## WORK TO COMPLETE
Reproduce all of the data that follows, character for character.

==== SUPPLIED DATA

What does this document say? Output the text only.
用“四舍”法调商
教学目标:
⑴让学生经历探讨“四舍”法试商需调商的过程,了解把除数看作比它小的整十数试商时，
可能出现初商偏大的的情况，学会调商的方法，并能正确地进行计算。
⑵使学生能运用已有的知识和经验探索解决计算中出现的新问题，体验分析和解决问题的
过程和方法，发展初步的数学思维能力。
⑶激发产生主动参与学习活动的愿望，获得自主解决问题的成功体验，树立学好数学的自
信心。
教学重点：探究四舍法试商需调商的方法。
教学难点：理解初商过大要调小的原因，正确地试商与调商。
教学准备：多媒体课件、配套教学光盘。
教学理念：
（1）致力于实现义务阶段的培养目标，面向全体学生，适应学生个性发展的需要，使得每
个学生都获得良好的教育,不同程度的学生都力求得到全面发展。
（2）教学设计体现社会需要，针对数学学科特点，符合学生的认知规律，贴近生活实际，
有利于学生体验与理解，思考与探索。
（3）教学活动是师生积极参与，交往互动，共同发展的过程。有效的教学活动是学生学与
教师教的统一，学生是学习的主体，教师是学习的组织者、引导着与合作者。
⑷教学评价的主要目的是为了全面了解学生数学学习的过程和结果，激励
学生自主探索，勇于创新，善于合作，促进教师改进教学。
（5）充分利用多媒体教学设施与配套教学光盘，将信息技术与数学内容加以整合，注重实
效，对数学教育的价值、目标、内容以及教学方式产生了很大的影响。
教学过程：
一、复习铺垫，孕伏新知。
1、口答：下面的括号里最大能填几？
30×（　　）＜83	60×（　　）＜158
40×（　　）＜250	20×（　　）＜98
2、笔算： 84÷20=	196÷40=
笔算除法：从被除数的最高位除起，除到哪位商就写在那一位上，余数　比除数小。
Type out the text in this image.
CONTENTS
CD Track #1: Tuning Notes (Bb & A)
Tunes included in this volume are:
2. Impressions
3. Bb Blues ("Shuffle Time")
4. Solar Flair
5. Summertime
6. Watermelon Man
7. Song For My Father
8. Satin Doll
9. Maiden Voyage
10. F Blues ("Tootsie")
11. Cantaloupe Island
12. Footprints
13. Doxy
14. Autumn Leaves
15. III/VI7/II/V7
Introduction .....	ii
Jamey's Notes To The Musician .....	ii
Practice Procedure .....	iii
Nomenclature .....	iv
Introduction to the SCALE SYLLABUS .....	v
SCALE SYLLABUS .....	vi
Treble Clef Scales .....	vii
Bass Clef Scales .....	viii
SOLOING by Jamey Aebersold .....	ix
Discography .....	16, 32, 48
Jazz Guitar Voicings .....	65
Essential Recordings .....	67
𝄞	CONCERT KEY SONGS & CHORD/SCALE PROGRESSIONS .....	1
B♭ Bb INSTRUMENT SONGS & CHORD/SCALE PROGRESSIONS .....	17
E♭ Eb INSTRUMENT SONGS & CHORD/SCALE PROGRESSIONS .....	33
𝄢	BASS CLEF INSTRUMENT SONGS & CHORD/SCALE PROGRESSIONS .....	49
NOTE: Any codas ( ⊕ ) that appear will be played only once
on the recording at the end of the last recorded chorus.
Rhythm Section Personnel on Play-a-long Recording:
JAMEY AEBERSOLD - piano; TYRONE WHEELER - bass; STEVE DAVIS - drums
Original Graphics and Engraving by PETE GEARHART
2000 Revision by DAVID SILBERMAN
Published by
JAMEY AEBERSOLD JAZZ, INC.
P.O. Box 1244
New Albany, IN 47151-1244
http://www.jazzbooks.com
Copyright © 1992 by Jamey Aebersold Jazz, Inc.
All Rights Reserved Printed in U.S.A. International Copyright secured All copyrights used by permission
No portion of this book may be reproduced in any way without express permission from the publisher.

========

## SOLUTION TO THE EXERCISE
What does this document say? Output the text only.
用“四舍”法调商
教学目标:
⑴让学生经历探讨“四舍”法试商需调商的过程,了解把除数看作比它小的整十数试商时，
可能出现初商偏大的的情况，学会调商的方法，并能正确地进行计算。
⑵使学生能运用已有的知识和经验探索解决计算中出现的新问题，体验分析和解决问题的
过程和方法，发展初步的数学思维能力。
⑶激发产生主动参与学习活动的愿望，获得自主解决问题的成功体验，树立学好数学的自
信心。
教学重点：探究四舍法试商需调商的方法。
教学难点：理解初商过大要调小的原因，正确地试商与调商。
教学准备：多媒体课件、配套教学光盘。
教学理念：
（1）致力于实现义务阶段的培养目标，面向全体学生，适应学生个性发展的需要，使得每
个学生都获得良好的教育,不同程度的学生都力求得到全面发展。
（2）教学设计体现社会需要，针对数学学科特点，符合学生的认知规律，贴近生活实际，
有利于学生体验与理解，思考与探索。
（3）教学活动是师生积极参与，交往互动，共同发展的过程。有效的教学活动是学生学与
教师教的统一，学生是学习的主体，教师是学习的组织者、引导着与合作者。
⑷教学评价的主要目的是为了全面了解学生数学学习的过程和结果，激励
学生自主探索，勇于创新，善于合作，促进教师改进教学。
（5）充分利用多媒体教学设施与配套教学光盘，将信息技术与数学内容加以整合，注重实
效，对数学教育的价值、目标、内容以及教学方式产生了很大的影响。
教学过程：
一、复习铺垫，孕伏新知。
1、口答：下面的括号里最大能填几？
30×（　　）＜83	60×（　　）＜158
40×（　　）＜250	20×（　　）＜98
2、笔算： 84÷20=	196÷40=
笔算除法：从被除数的最高位除起，除到哪位商就写在那一位上，余数　比除数小。
Type out the text in this image.
CONTENTS
CD Track #1: Tuning Notes (Bb & A)
Tunes included in this volume are:
2. Impressions
3. Bb Blues ("Shuffle Time")
4. Solar Flair
5. Summertime
6. Watermelon Man
7. Song For My Father
8. Satin Doll
9. Maiden Voyage
10. F Blues ("Tootsie")
11. Cantaloupe Island
12. Footprints
13. Doxy
14. Autumn Leaves
15. III/VI7/II/V7
Introduction .....	ii
Jamey's Notes To The Musician .....	ii
Practice Procedure .....	iii
Nomenclature .....	iv
Introduction to the SCALE SYLLABUS .....	v
SCALE SYLLABUS .....	vi
Treble Clef Scales .....	vii
Bass Clef Scales .....	viii
SOLOING by Jamey Aebersold .....	ix
Discography .....	16, 32, 48
Jazz Guitar Voicings .....	65
Essential Recordings .....	67
𝄞	CONCERT KEY SONGS & CHORD/SCALE PROGRESSIONS .....	1
B♭ Bb INSTRUMENT SONGS & CHORD/SCALE PROGRESSIONS .....	17
E♭ Eb INSTRUMENT SONGS & CHORD/SCALE PROGRESSIONS .....	33
𝄢	BASS CLEF INSTRUMENT SONGS & CHORD/SCALE PROGRESSIONS .....	49
NOTE: Any codas ( ⊕ ) that appear will be played only once
on the recording at the end of the last recorded chorus.
Rhythm Section Personnel on Play-a-long Recording:
JAMEY AEBERSOLD - piano; TYRONE WHEELER - bass; STEVE DAVIS - drums
Original Graphics and Engraving by PETE GEARHART
2000 Revision by DAVID SILBERMAN
Published by
JAMEY AEBERSOLD JAZZ, INC.
P.O. Box 1244
New Albany, IN 47151-1244
http://www.jazzbooks.com
Copyright © 1992 by Jamey Aebersold Jazz, Inc.
All Rights Reserved Printed in U.S.A. International Copyright secured All copyrights used by permission
No portion of this book may be reproduced in any way without express permission from the publisher.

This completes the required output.